* _REQUEST_: Search the records for the word "Ashford" and report each line that has it.

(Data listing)
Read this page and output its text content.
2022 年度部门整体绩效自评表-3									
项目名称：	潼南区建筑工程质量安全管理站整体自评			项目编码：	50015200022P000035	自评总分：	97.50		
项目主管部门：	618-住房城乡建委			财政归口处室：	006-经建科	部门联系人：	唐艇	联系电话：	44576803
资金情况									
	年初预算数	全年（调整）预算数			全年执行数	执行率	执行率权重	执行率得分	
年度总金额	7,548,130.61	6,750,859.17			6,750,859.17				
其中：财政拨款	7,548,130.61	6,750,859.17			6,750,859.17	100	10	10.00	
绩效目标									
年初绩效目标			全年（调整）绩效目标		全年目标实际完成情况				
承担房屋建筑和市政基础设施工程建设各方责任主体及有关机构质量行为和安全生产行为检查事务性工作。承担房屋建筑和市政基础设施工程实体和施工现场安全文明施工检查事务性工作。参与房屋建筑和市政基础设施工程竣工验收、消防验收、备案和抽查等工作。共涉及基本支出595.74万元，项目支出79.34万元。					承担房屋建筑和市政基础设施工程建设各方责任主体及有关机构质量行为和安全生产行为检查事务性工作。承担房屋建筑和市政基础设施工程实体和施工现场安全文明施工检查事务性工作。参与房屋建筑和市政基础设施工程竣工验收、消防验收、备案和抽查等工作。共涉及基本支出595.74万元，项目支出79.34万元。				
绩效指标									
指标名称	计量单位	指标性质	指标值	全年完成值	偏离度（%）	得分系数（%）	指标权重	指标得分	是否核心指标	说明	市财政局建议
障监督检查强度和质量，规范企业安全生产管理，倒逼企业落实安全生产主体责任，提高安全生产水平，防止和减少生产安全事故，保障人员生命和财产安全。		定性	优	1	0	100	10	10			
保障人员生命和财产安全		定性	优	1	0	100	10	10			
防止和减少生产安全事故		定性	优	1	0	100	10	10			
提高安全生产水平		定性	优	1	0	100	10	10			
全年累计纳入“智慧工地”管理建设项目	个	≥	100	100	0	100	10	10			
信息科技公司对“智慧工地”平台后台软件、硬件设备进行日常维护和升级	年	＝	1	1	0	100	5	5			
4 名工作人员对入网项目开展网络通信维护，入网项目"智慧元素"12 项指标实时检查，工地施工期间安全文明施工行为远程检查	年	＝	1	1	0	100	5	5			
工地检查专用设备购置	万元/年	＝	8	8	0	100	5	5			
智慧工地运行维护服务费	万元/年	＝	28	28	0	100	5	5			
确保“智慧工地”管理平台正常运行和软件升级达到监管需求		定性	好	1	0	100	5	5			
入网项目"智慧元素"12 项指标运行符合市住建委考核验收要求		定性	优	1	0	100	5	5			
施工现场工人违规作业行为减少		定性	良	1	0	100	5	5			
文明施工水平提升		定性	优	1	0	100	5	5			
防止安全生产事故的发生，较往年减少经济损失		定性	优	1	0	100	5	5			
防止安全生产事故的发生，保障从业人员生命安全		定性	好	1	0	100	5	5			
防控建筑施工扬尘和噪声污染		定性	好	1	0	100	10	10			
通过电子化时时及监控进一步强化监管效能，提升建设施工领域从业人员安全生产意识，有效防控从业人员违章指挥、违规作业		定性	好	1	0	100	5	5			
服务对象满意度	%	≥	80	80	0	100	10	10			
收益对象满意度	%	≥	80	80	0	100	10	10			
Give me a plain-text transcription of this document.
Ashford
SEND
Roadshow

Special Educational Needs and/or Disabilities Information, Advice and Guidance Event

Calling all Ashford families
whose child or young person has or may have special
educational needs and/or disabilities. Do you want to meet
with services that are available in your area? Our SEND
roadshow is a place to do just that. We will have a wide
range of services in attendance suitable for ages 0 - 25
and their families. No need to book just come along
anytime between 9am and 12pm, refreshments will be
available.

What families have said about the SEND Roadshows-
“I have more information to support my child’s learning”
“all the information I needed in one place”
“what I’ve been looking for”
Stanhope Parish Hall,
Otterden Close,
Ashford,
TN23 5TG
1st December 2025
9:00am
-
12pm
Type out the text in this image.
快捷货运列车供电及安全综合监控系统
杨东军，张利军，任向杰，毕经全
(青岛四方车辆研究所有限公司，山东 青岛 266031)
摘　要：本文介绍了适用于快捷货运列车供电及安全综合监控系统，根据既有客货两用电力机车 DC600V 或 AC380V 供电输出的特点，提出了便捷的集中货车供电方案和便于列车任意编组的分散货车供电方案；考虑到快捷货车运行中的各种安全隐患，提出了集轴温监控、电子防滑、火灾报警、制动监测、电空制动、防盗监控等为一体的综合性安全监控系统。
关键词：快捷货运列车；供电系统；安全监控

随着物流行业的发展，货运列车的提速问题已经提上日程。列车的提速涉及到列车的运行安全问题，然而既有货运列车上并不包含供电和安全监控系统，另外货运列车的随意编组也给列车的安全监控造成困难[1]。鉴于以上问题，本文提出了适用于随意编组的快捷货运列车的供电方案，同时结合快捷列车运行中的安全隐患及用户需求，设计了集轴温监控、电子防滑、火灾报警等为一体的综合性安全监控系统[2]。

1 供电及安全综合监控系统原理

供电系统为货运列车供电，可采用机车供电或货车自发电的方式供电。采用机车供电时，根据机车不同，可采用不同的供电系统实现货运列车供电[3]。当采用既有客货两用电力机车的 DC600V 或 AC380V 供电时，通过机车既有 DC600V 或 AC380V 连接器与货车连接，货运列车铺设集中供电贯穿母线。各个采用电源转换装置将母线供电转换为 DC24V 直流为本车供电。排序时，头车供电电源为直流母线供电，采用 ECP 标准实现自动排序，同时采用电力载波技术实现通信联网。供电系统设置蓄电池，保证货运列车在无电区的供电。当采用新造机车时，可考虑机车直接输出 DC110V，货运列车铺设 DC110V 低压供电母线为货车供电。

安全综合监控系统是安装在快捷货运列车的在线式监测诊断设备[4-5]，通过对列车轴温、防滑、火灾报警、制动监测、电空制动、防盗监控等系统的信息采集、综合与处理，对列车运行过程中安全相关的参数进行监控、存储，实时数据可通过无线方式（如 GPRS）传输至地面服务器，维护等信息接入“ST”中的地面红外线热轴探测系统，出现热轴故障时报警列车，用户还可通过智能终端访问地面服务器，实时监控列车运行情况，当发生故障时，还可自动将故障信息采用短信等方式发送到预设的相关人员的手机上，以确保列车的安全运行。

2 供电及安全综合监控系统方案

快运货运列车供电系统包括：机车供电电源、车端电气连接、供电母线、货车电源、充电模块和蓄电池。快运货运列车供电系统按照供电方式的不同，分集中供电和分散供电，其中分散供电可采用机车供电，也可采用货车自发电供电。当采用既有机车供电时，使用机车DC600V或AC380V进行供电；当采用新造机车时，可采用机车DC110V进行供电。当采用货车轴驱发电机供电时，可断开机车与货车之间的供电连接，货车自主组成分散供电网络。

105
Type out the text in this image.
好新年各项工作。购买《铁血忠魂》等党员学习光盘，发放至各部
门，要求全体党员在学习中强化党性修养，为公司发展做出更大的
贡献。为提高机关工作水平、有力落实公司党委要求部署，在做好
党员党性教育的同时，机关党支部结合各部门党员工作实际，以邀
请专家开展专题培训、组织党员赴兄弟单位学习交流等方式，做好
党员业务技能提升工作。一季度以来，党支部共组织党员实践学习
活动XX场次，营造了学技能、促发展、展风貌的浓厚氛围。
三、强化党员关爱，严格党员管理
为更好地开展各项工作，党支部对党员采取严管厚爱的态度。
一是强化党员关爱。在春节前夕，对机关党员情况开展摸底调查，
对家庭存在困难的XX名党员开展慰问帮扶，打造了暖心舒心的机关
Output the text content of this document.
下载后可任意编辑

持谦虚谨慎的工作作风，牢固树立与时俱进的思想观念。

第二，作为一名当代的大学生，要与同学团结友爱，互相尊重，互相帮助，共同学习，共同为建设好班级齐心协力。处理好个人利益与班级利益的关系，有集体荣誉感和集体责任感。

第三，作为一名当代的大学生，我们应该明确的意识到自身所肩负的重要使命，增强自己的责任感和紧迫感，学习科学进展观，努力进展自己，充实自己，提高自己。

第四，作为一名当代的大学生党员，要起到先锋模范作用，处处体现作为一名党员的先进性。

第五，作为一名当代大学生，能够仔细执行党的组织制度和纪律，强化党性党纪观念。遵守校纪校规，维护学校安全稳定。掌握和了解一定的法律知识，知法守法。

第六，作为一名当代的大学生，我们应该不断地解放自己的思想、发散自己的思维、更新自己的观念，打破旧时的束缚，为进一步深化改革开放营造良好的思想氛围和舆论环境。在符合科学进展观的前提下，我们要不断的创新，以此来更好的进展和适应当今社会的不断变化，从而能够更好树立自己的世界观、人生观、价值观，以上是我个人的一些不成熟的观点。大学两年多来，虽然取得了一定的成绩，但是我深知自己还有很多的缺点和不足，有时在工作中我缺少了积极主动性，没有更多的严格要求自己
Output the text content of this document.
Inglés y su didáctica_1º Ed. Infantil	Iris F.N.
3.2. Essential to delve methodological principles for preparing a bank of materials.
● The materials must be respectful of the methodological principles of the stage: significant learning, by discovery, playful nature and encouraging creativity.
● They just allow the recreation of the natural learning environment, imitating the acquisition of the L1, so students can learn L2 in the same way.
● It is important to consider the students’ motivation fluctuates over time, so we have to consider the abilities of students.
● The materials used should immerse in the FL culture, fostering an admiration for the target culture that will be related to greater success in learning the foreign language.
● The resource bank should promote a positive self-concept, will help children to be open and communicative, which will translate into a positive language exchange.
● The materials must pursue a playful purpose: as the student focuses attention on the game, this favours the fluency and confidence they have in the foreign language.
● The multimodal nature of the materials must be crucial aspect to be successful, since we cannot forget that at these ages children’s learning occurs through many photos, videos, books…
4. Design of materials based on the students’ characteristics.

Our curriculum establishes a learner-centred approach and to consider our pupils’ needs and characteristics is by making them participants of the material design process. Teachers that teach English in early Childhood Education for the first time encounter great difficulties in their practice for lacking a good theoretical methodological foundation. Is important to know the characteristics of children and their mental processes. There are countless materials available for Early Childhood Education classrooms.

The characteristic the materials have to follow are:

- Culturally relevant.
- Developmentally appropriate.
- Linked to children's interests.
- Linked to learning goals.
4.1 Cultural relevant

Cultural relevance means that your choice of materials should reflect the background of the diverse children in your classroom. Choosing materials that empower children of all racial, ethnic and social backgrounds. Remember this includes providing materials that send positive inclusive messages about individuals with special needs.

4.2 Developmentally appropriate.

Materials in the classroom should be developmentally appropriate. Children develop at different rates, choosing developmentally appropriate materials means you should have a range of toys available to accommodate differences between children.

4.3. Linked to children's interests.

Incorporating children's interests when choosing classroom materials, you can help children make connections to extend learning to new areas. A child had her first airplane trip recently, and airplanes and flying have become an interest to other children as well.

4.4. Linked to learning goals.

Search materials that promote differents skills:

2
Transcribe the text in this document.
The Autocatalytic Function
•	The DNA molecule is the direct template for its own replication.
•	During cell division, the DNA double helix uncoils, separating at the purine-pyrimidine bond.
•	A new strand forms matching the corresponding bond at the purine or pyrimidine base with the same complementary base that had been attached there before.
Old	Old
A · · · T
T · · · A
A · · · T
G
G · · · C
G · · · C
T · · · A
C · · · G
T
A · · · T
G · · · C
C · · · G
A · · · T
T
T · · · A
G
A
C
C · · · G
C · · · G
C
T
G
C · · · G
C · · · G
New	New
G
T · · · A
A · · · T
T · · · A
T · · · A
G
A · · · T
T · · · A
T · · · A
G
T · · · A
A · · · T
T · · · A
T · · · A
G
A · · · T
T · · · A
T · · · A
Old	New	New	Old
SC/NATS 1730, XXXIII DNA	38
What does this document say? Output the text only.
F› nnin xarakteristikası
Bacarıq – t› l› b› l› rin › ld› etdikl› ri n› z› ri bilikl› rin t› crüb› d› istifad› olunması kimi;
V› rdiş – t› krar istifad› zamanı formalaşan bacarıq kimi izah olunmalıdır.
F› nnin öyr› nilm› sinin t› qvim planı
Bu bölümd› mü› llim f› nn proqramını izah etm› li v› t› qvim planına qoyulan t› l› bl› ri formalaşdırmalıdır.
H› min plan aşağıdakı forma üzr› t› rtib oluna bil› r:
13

* _WRITTEN RESPONSE_:
Ashford
Calling all Ashford families
Ashford,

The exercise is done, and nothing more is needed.